## Begin Material shown

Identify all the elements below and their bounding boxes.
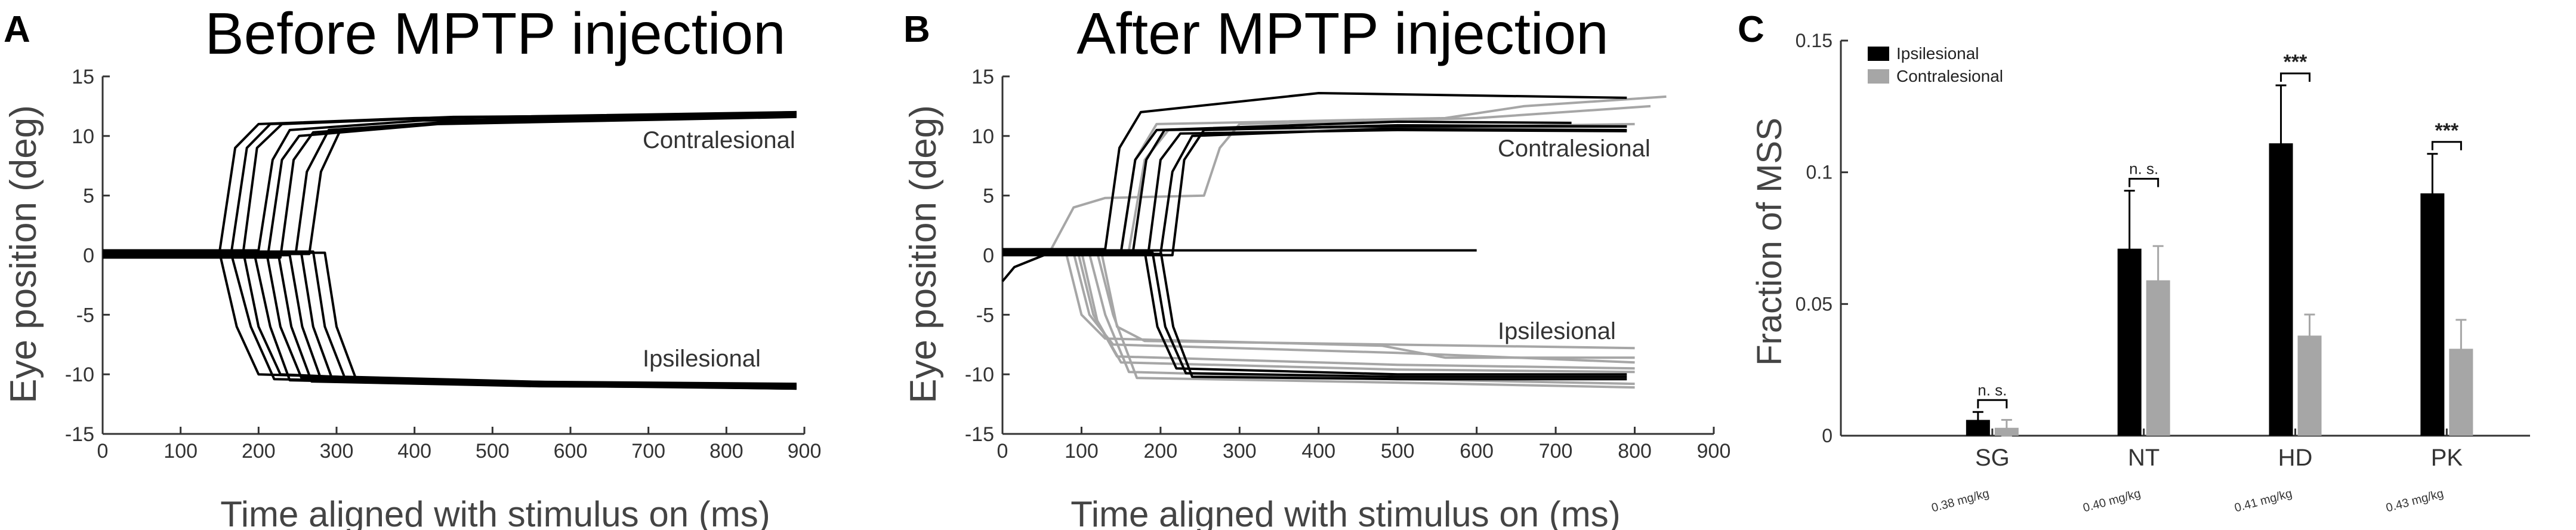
panel-a-xlabel: Time aligned with stimulus on (ms)	[220, 494, 770, 530]
panel-b-x-tick-label: 900	[1697, 440, 1731, 463]
panel-c-significance-bracket	[2431, 141, 2462, 150]
panel-c-significance-label: n. s.	[2129, 160, 2158, 178]
panel-a-y-tick-label: 0	[83, 245, 94, 267]
panel-b-trace	[1002, 120, 1572, 253]
legend-label-contralesional: Contralesional	[1896, 67, 2003, 85]
panel-b-xlabel: Time aligned with stimulus on (ms)	[1070, 494, 1620, 530]
panel-c-significance-bracket	[2280, 72, 2311, 82]
panel-b-trace	[1002, 249, 1627, 381]
panel-b-x-tick-label: 800	[1618, 440, 1652, 463]
panel-a-x-tick-label: 900	[788, 440, 822, 463]
panel-c-dose-label: 0.41 mg/kg	[2233, 487, 2293, 515]
panel-c-category-label: NT	[2128, 445, 2159, 471]
panel-c-dose-label: 0.40 mg/kg	[2082, 487, 2142, 515]
panel-b-y-tick-label: 5	[983, 185, 994, 208]
panel-b-y-tick-label: -5	[976, 304, 994, 326]
panel-b-ylabel: Eye position (deg)	[903, 105, 944, 403]
panel-a-x-tick-label: 200	[242, 440, 276, 463]
panel-a-x-tick-label: 100	[163, 440, 198, 463]
legend-swatch-ipsilesional	[1868, 47, 1889, 61]
panel-c-y-tick-label: 0.15	[1796, 30, 1832, 51]
panel-a-annotation-contralesional: Contralesional	[643, 127, 795, 153]
panel-b-x-tick-label: 200	[1144, 440, 1178, 463]
panel-a-x-tick-label: 300	[320, 440, 354, 463]
panel-c-significance-label: n. s.	[1977, 381, 2007, 399]
legend: Ipsilesional Contralesional	[1868, 44, 2003, 85]
panel-a-y-tick-label: -5	[76, 304, 94, 326]
panel-c-y-tick-label: 0	[1822, 425, 1832, 446]
panel-b-y-tick-label: 0	[983, 245, 994, 267]
panel-c-dose-label: 0.38 mg/kg	[1930, 487, 1991, 515]
panel-b-x-tick-label: 300	[1223, 440, 1257, 463]
panel-c-significance-label: ***	[2284, 51, 2307, 73]
panel-b-trace	[1002, 92, 1627, 251]
panel-c-letter: C	[1738, 9, 1764, 50]
panel-c-category-label: HD	[2278, 445, 2313, 471]
panel-c-ylabel: Fraction of MSS	[1750, 118, 1789, 366]
panel-a-y-tick-label: 10	[72, 125, 94, 148]
panel-a-x-tick-label: 800	[709, 440, 744, 463]
panel-c-y-tick-label: 0.1	[1806, 162, 1832, 183]
panel-b-x-tick-label: 0	[997, 440, 1008, 463]
legend-swatch-contralesional	[1868, 69, 1889, 84]
panel-a-annotation-ipsilesional: Ipsilesional	[643, 346, 761, 372]
panel-c-category-label: SG	[1975, 445, 2010, 471]
panel-b-annotation-contralesional: Contralesional	[1498, 135, 1651, 162]
panel-b-x-tick-label: 400	[1301, 440, 1335, 463]
panel-a-x-tick-label: 400	[397, 440, 431, 463]
panel-c-y-tick-label: 0.05	[1796, 293, 1832, 315]
panel-a-trace	[103, 251, 797, 389]
panel-a-title: Before MPTP injection	[205, 1, 785, 66]
panel-b-trace	[1002, 251, 1627, 378]
panel-b-trace	[1002, 250, 1635, 374]
panel-b: B After MPTP injection Eye position (deg…	[903, 1, 1730, 530]
panel-a: A Before MPTP injection Eye position (de…	[3, 1, 821, 530]
panel-b-y-tick-label: -15	[965, 423, 994, 446]
panel-a-x-tick-label: 700	[631, 440, 665, 463]
panel-b-x-tick-label: 700	[1539, 440, 1573, 463]
panel-b-x-tick-label: 100	[1065, 440, 1099, 463]
panel-a-y-tick-label: 15	[72, 66, 94, 88]
panel-a-x-tick-label: 0	[97, 440, 109, 463]
panel-c-significance-bracket	[2128, 178, 2159, 187]
panel-b-letter: B	[903, 9, 930, 50]
panel-a-ylabel: Eye position (deg)	[3, 105, 44, 403]
panel-a-x-tick-label: 600	[554, 440, 588, 463]
panel-c: C Fraction of MSS Ipsilesional Contrales…	[1738, 9, 2530, 515]
panel-a-x-tick-label: 500	[476, 440, 510, 463]
panel-c-significance-bracket	[1977, 399, 2008, 409]
panel-b-y-tick-label: 10	[971, 125, 994, 148]
legend-label-ipsilesional: Ipsilesional	[1896, 44, 1979, 63]
panel-b-x-tick-label: 500	[1381, 440, 1415, 463]
panel-c-dose-label: 0.43 mg/kg	[2384, 487, 2445, 515]
panel-c-category-label: PK	[2431, 445, 2463, 471]
panel-b-annotation-ipsilesional: Ipsilesional	[1498, 318, 1616, 344]
panel-b-y-tick-label: 15	[971, 66, 994, 88]
panel-b-y-tick-label: -10	[965, 363, 994, 386]
panel-a-letter: A	[4, 9, 30, 50]
panel-b-trace	[1002, 124, 1627, 257]
panel-a-y-tick-label: 5	[83, 185, 94, 208]
panel-a-trace	[103, 113, 797, 259]
panel-b-x-tick-label: 600	[1460, 440, 1494, 463]
panel-a-y-tick-label: -15	[65, 423, 94, 446]
panel-a-y-tick-label: -10	[65, 363, 94, 386]
panel-b-trace	[1002, 95, 1667, 254]
panel-c-significance-label: ***	[2435, 119, 2459, 142]
panel-b-title: After MPTP injection	[1076, 1, 1608, 66]
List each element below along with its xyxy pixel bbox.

## End Material shown

Given instruction>
Can you reproduce every row above word for word, leaving the pictures out of your answer?

Written solution>
Identify all the elements below and their bounding boxes.
panel-a-xlabel: Time aligned with stimulus on (ms)	[220, 494, 770, 530]
panel-b-x-tick-label: 900	[1697, 440, 1731, 463]
panel-c-significance-bracket	[2431, 141, 2462, 150]
panel-c-significance-label: n. s.	[2129, 160, 2158, 178]
panel-a-y-tick-label: 0	[83, 245, 94, 267]
panel-b-trace	[1002, 120, 1572, 253]
legend-label-contralesional: Contralesional	[1896, 67, 2003, 85]
panel-b-xlabel: Time aligned with stimulus on (ms)	[1070, 494, 1620, 530]
panel-c-significance-bracket	[2280, 72, 2311, 82]
panel-b-trace	[1002, 249, 1627, 381]
panel-b-x-tick-label: 800	[1618, 440, 1652, 463]
panel-a-x-tick-label: 900	[788, 440, 822, 463]
panel-c-dose-label: 0.41 mg/kg	[2233, 487, 2293, 515]
panel-c-category-label: NT	[2128, 445, 2159, 471]
panel-c-dose-label: 0.40 mg/kg	[2082, 487, 2142, 515]
panel-b-y-tick-label: 5	[983, 185, 994, 208]
panel-b-y-tick-label: -5	[976, 304, 994, 326]
panel-b-ylabel: Eye position (deg)	[903, 105, 944, 403]
panel-a-x-tick-label: 200	[242, 440, 276, 463]
panel-a-x-tick-label: 100	[163, 440, 198, 463]
legend-swatch-ipsilesional	[1868, 47, 1889, 61]
panel-c-y-tick-label: 0.15	[1796, 30, 1832, 51]
panel-a-annotation-contralesional: Contralesional	[643, 127, 795, 153]
panel-b-x-tick-label: 200	[1144, 440, 1178, 463]
panel-a-x-tick-label: 300	[320, 440, 354, 463]
panel-c-significance-label: n. s.	[1977, 381, 2007, 399]
legend: Ipsilesional Contralesional	[1868, 44, 2003, 85]
panel-a-y-tick-label: -5	[76, 304, 94, 326]
panel-c-y-tick-label: 0	[1822, 425, 1832, 446]
panel-b-y-tick-label: 0	[983, 245, 994, 267]
panel-c-dose-label: 0.38 mg/kg	[1930, 487, 1991, 515]
panel-b-x-tick-label: 300	[1223, 440, 1257, 463]
panel-c-significance-label: ***	[2284, 51, 2307, 73]
panel-b-trace	[1002, 92, 1627, 251]
panel-c-letter: C	[1738, 9, 1764, 50]
panel-c-category-label: HD	[2278, 445, 2313, 471]
panel-c-ylabel: Fraction of MSS	[1750, 118, 1789, 366]
panel-a-y-tick-label: 10	[72, 125, 94, 148]
panel-a-x-tick-label: 800	[709, 440, 744, 463]
panel-c-y-tick-label: 0.1	[1806, 162, 1832, 183]
panel-b-x-tick-label: 0	[997, 440, 1008, 463]
legend-swatch-contralesional	[1868, 69, 1889, 84]
panel-a-annotation-ipsilesional: Ipsilesional	[643, 346, 761, 372]
panel-c-category-label: SG	[1975, 445, 2010, 471]
panel-b-annotation-contralesional: Contralesional	[1498, 135, 1651, 162]
panel-b-x-tick-label: 400	[1301, 440, 1335, 463]
panel-a-x-tick-label: 400	[397, 440, 431, 463]
panel-c-y-tick-label: 0.05	[1796, 293, 1832, 315]
panel-a-trace	[103, 251, 797, 389]
panel-a-title: Before MPTP injection	[205, 1, 785, 66]
panel-b-trace	[1002, 251, 1627, 378]
panel-b-trace	[1002, 250, 1635, 374]
panel-b: B After MPTP injection Eye position (deg…	[903, 1, 1730, 530]
panel-a: A Before MPTP injection Eye position (de…	[3, 1, 821, 530]
panel-b-y-tick-label: -15	[965, 423, 994, 446]
panel-a-x-tick-label: 700	[631, 440, 665, 463]
panel-b-x-tick-label: 700	[1539, 440, 1573, 463]
panel-b-x-tick-label: 100	[1065, 440, 1099, 463]
panel-a-y-tick-label: 15	[72, 66, 94, 88]
panel-a-x-tick-label: 0	[97, 440, 109, 463]
panel-c-significance-bracket	[2128, 178, 2159, 187]
panel-b-letter: B	[903, 9, 930, 50]
panel-a-ylabel: Eye position (deg)	[3, 105, 44, 403]
panel-a-x-tick-label: 600	[554, 440, 588, 463]
panel-c: C Fraction of MSS Ipsilesional Contrales…	[1738, 9, 2530, 515]
panel-a-x-tick-label: 500	[476, 440, 510, 463]
panel-c-significance-bracket	[1977, 399, 2008, 409]
panel-b-y-tick-label: 10	[971, 125, 994, 148]
legend-label-ipsilesional: Ipsilesional	[1896, 44, 1979, 63]
panel-b-x-tick-label: 500	[1381, 440, 1415, 463]
panel-c-dose-label: 0.43 mg/kg	[2384, 487, 2445, 515]
panel-c-category-label: PK	[2431, 445, 2463, 471]
panel-b-annotation-ipsilesional: Ipsilesional	[1498, 318, 1616, 344]
panel-b-y-tick-label: 15	[971, 66, 994, 88]
panel-b-y-tick-label: -10	[965, 363, 994, 386]
panel-a-letter: A	[4, 9, 30, 50]
panel-b-trace	[1002, 124, 1627, 257]
panel-a-y-tick-label: 5	[83, 185, 94, 208]
panel-a-trace	[103, 113, 797, 259]
panel-b-x-tick-label: 600	[1460, 440, 1494, 463]
panel-a-y-tick-label: -15	[65, 423, 94, 446]
panel-a-y-tick-label: -10	[65, 363, 94, 386]
panel-b-trace	[1002, 95, 1667, 254]
panel-c-significance-label: ***	[2435, 119, 2459, 142]
panel-b-title: After MPTP injection	[1076, 1, 1608, 66]
List each element below along with its xyxy pixel bbox.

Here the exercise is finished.